▶ **REQUEST**: In how many lines does the string "structured" appear? Answer with the number only.

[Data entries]
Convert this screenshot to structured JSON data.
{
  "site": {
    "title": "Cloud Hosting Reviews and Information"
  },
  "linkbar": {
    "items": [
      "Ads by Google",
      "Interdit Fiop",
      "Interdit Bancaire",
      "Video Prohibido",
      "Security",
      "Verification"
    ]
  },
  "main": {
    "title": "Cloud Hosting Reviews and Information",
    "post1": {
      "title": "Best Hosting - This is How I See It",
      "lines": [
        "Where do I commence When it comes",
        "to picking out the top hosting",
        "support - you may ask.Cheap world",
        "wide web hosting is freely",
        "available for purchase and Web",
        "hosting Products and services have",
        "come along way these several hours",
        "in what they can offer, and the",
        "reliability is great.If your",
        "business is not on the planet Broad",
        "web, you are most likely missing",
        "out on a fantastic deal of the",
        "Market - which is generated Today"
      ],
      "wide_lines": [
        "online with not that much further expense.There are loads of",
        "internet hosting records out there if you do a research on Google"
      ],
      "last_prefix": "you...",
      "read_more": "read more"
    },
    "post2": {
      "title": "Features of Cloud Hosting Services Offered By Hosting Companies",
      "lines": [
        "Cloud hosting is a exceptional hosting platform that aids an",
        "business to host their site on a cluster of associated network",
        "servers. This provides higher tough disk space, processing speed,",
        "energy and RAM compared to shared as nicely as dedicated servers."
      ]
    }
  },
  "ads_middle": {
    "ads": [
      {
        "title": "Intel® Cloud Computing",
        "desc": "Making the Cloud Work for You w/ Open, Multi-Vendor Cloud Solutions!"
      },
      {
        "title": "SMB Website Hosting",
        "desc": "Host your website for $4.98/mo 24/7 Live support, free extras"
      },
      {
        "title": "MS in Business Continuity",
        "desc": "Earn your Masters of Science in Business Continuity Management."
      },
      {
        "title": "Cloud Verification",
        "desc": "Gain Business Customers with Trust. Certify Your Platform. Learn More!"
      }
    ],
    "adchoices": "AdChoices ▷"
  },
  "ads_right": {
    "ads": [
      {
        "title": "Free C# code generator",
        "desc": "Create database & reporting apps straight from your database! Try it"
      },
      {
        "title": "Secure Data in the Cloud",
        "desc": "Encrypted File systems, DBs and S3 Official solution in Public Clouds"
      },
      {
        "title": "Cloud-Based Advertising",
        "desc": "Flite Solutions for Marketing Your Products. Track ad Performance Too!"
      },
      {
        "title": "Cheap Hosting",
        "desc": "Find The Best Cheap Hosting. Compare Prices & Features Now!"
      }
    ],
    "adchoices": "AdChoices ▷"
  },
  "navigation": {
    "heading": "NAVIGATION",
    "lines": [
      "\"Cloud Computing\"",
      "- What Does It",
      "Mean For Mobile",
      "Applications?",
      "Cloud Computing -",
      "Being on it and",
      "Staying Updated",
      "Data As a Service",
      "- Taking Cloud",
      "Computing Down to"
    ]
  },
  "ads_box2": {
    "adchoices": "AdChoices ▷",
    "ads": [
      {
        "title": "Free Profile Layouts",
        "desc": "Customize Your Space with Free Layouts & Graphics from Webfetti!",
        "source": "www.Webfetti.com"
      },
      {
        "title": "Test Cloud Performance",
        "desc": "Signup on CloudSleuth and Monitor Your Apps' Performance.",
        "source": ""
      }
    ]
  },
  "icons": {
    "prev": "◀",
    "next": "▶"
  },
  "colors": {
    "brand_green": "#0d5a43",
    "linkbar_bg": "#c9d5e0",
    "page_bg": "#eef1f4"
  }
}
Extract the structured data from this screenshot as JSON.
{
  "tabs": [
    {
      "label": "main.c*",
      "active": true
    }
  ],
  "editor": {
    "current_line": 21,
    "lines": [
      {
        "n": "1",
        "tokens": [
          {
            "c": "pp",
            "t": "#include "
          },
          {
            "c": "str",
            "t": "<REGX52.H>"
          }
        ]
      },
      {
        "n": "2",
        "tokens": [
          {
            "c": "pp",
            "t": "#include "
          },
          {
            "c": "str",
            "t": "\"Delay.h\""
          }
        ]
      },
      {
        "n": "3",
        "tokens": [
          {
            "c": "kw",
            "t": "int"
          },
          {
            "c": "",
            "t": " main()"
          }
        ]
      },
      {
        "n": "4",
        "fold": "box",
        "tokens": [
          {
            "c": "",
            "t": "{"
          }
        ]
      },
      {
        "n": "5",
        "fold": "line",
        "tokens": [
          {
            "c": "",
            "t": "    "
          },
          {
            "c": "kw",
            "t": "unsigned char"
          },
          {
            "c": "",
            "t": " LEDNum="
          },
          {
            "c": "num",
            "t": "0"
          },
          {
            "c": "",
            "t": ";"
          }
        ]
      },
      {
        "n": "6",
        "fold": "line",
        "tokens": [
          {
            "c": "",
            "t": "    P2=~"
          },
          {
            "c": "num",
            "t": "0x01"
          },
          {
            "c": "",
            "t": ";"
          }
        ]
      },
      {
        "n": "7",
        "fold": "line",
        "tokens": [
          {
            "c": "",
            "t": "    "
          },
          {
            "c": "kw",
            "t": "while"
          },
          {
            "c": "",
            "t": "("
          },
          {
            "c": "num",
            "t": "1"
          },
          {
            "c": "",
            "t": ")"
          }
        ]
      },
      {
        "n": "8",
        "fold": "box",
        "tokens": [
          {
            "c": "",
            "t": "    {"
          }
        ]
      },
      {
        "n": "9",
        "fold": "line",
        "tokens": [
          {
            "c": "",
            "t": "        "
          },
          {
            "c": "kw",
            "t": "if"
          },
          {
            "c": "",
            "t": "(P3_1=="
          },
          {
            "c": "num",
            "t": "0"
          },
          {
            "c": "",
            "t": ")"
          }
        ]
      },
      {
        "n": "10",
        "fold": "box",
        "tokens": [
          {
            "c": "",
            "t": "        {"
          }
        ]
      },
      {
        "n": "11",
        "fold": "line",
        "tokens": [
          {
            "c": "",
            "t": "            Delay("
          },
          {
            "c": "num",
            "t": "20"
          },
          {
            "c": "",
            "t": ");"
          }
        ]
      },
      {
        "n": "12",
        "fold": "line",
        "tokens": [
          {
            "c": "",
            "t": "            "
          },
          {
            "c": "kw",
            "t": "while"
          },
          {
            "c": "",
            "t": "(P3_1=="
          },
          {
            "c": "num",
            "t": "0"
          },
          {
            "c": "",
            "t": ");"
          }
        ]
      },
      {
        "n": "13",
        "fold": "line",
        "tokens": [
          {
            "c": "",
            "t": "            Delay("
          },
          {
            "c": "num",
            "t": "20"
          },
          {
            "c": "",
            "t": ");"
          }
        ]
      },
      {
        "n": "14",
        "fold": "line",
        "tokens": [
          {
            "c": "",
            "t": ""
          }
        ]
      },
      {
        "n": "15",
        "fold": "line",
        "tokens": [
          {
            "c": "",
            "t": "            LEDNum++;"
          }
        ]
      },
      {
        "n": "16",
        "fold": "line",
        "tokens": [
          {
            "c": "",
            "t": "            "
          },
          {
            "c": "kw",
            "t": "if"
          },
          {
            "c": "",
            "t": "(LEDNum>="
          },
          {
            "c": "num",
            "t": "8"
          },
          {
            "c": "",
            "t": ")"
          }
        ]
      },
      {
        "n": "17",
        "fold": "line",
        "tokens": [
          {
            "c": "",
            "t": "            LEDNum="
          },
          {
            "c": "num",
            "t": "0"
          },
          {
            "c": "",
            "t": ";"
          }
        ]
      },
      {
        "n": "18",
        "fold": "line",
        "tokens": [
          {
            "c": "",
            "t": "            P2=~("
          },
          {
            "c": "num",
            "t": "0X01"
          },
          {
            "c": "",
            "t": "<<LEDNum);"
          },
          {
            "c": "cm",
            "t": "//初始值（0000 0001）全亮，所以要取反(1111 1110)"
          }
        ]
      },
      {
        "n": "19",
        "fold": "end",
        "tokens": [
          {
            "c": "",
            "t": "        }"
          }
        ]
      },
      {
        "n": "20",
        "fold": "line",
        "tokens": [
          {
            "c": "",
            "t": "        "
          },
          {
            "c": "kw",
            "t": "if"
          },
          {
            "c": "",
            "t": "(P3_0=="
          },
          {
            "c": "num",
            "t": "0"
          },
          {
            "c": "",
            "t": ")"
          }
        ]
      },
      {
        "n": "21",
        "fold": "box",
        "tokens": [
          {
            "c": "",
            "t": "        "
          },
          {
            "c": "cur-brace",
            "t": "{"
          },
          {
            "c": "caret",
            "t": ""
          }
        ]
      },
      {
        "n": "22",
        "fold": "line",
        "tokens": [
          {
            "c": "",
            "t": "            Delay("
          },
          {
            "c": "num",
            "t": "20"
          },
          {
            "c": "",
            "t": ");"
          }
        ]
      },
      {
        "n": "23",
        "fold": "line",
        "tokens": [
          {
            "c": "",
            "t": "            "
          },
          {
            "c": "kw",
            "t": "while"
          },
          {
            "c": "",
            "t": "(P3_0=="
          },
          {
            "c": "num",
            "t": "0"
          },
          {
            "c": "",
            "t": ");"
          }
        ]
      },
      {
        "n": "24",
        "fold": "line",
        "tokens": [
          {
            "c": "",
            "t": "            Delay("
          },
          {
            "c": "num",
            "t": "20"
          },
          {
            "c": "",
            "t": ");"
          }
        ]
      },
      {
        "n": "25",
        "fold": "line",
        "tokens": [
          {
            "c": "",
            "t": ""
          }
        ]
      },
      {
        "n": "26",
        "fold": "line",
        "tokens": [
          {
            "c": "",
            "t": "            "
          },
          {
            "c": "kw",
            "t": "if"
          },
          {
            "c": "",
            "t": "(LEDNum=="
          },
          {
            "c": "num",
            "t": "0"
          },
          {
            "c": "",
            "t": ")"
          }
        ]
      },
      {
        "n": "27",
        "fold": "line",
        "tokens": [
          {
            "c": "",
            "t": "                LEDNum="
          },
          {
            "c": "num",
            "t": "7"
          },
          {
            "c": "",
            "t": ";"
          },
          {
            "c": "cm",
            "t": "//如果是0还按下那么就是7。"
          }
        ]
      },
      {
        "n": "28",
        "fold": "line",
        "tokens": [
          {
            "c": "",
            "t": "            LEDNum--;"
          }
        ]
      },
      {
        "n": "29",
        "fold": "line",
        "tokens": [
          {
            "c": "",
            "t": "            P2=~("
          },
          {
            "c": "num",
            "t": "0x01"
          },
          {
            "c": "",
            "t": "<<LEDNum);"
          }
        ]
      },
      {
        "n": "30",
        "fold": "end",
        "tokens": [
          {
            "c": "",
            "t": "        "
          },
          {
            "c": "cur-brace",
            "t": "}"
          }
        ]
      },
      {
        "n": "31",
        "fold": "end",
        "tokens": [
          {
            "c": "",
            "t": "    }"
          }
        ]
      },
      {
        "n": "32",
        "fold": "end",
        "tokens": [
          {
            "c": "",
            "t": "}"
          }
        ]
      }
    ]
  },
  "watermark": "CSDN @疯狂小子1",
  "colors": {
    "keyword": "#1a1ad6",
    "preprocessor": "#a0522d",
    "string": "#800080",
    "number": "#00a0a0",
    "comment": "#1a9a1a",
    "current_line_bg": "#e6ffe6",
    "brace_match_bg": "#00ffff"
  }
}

▶ **RIGHT ANSWER**: 2